- **WRITTEN EXERCISE**: Write the count of lines that contain the word "into" and nothing else.

⁂

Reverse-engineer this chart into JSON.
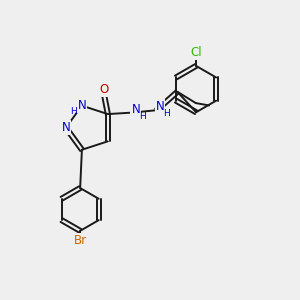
{
  "bg_color": "#efefef",
  "bond_color": "#1a1a1a",
  "N_color": "#0000cc",
  "O_color": "#cc0000",
  "Br_color": "#cc6600",
  "Cl_color": "#33bb00",
  "font_size": 8.5,
  "lw": 1.4,
  "xlim": [
    0,
    10
  ],
  "ylim": [
    0,
    10
  ]
}
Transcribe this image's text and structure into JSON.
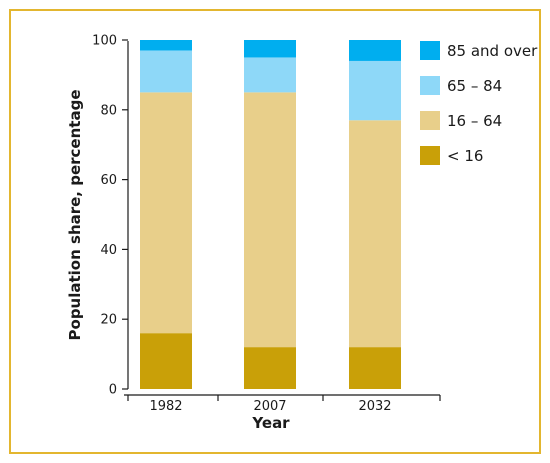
{
  "chart_data": {
    "type": "bar",
    "stacked": true,
    "title": "",
    "xlabel": "Year",
    "ylabel": "Population share, percentage",
    "ylim": [
      0,
      100
    ],
    "yticks": [
      0,
      20,
      40,
      60,
      80,
      100
    ],
    "categories": [
      "1982",
      "2007",
      "2032"
    ],
    "series": [
      {
        "name": "< 16",
        "color": "#c9a008",
        "values": [
          16,
          12,
          12
        ]
      },
      {
        "name": "16 – 64",
        "color": "#e8cf8a",
        "values": [
          69,
          73,
          65
        ]
      },
      {
        "name": "65 – 84",
        "color": "#8ed8f8",
        "values": [
          12,
          10,
          17
        ]
      },
      {
        "name": "85 and over",
        "color": "#00aeef",
        "values": [
          3,
          5,
          6
        ]
      }
    ],
    "legend": {
      "position": "right",
      "order": [
        "85 and over",
        "65 – 84",
        "16 – 64",
        "< 16"
      ]
    },
    "grid": false,
    "frame_color": "#e3b62f"
  }
}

⁂

- **REPLY**: 2